• **CHALLENGE**:
Search the data below for "IMAN"; list each line that holds it.

# EXTRACTED RECORDS start

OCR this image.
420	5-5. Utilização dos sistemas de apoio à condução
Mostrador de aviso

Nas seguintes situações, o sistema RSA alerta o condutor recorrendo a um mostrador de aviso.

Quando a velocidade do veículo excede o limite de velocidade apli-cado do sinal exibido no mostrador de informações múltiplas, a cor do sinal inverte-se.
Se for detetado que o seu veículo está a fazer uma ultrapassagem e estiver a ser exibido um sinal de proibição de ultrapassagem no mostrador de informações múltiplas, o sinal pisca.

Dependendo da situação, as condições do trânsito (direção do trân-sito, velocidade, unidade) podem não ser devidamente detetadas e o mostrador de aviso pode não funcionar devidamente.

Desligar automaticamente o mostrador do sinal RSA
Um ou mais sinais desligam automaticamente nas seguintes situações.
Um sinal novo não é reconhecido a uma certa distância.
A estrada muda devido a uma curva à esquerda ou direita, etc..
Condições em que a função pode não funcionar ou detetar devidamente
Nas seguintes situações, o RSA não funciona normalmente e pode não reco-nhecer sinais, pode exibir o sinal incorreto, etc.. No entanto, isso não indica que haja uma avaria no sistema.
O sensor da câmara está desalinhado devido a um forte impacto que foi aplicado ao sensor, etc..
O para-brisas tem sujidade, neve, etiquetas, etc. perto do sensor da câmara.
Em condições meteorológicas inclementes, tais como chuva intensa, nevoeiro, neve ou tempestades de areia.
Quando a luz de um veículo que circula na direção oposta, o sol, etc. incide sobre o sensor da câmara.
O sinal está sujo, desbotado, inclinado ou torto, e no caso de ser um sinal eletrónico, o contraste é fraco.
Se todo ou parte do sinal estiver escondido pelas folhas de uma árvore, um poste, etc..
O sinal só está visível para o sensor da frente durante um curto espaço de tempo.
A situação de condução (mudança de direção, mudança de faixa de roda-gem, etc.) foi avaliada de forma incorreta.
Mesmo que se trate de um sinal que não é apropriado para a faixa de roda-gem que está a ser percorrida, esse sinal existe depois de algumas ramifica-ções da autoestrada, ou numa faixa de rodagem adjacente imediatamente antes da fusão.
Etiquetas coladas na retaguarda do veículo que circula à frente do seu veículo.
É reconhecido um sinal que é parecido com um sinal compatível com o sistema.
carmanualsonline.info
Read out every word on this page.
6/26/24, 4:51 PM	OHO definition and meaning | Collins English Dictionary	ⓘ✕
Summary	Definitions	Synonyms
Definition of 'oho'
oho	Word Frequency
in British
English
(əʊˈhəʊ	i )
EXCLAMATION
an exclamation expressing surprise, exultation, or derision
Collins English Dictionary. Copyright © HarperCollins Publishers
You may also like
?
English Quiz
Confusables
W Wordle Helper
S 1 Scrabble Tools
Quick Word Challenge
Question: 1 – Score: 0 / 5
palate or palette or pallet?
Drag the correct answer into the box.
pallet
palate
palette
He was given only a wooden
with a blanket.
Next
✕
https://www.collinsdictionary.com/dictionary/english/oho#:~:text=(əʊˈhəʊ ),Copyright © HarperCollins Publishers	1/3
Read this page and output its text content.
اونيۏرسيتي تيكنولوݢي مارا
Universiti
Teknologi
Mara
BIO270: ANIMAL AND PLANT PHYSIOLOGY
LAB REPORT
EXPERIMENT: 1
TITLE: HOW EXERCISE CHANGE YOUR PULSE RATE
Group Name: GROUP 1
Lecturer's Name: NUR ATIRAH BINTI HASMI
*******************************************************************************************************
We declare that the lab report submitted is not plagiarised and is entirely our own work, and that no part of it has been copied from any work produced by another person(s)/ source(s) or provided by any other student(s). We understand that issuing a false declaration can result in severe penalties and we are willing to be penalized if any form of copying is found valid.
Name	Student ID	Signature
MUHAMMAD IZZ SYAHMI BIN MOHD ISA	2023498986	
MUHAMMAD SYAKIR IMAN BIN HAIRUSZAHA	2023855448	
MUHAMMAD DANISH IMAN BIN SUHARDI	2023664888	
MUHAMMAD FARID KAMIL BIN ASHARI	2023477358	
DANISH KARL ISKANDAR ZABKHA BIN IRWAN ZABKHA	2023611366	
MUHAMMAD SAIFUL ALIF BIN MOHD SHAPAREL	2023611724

# EXTRACTED RECORDS end

• **REPLY TO THE EXERCISE**:
MUHAMMAD SYAKIR IMAN BIN HAIRUSZAHA	2023855448	
MUHAMMAD DANISH IMAN BIN SUHARDI	2023664888	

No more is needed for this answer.